Copy each line where the word "screenshot" occurs.
─── INPUT DATA ───
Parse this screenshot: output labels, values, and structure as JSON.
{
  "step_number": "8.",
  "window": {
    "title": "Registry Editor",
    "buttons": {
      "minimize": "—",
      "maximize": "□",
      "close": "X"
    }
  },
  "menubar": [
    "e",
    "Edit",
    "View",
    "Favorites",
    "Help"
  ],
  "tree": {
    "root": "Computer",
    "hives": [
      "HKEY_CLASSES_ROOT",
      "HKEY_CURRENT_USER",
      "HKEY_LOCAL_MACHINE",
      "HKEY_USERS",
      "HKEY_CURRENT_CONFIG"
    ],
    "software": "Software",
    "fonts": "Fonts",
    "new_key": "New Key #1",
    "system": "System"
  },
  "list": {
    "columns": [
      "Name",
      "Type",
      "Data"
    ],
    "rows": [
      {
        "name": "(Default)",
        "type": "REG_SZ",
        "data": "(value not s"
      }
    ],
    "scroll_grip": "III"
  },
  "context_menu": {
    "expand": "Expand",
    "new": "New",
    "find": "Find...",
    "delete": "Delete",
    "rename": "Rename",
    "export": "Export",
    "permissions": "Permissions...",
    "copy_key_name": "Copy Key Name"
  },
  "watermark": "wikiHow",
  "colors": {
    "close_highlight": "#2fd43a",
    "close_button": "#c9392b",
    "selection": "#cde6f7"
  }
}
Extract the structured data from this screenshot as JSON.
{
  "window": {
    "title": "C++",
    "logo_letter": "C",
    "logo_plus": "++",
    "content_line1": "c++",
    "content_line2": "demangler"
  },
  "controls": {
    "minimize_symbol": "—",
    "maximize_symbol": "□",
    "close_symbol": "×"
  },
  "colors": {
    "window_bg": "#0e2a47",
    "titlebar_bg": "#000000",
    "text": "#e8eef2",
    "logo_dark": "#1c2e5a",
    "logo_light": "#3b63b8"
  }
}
───
ANSWER TO THE PROBLEM:
Parse this screenshot: output labels, values, and structure as JSON.
Extract the structured data from this screenshot as JSON.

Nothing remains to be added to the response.